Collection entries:
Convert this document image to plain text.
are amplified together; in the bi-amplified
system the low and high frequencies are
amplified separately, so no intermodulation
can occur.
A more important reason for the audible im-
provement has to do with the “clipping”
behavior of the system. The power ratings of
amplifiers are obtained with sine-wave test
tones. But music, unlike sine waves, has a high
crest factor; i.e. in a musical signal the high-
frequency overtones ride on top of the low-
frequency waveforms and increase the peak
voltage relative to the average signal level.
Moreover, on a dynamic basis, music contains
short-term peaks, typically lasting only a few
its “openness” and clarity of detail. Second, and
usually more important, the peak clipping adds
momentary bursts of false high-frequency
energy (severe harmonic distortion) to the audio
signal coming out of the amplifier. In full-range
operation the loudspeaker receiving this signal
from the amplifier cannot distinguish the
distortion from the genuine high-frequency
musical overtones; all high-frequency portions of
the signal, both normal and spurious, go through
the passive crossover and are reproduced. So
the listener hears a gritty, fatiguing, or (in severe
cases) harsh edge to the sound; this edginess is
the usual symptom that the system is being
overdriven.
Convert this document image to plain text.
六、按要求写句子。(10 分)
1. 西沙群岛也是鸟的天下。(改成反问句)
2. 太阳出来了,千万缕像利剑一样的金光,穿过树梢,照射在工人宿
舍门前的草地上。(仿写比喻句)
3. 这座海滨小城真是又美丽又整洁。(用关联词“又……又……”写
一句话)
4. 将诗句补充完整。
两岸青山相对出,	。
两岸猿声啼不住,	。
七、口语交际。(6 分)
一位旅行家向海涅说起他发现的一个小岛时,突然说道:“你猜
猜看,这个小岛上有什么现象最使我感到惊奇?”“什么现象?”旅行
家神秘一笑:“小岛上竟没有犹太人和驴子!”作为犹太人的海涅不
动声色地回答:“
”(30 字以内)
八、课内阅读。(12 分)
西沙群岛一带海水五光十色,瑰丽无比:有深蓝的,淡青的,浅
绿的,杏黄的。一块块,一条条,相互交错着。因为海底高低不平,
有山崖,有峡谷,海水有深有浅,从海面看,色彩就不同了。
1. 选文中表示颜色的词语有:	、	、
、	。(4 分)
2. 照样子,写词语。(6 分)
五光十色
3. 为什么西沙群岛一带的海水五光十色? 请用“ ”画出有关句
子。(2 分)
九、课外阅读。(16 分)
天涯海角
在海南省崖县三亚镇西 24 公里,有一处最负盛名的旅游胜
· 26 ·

» **WORK INSTRUCTIONS**:
Go through the material above and copy each line that has the word "high".

» **THE OUTPUT**:
system the low and high frequencies are
tones. But music, unlike sine waves, has a high
crest factor; i.e. in a musical signal the high-
momentary bursts of false high-frequency
distortion from the genuine high-frequency
musical overtones; all high-frequency portions of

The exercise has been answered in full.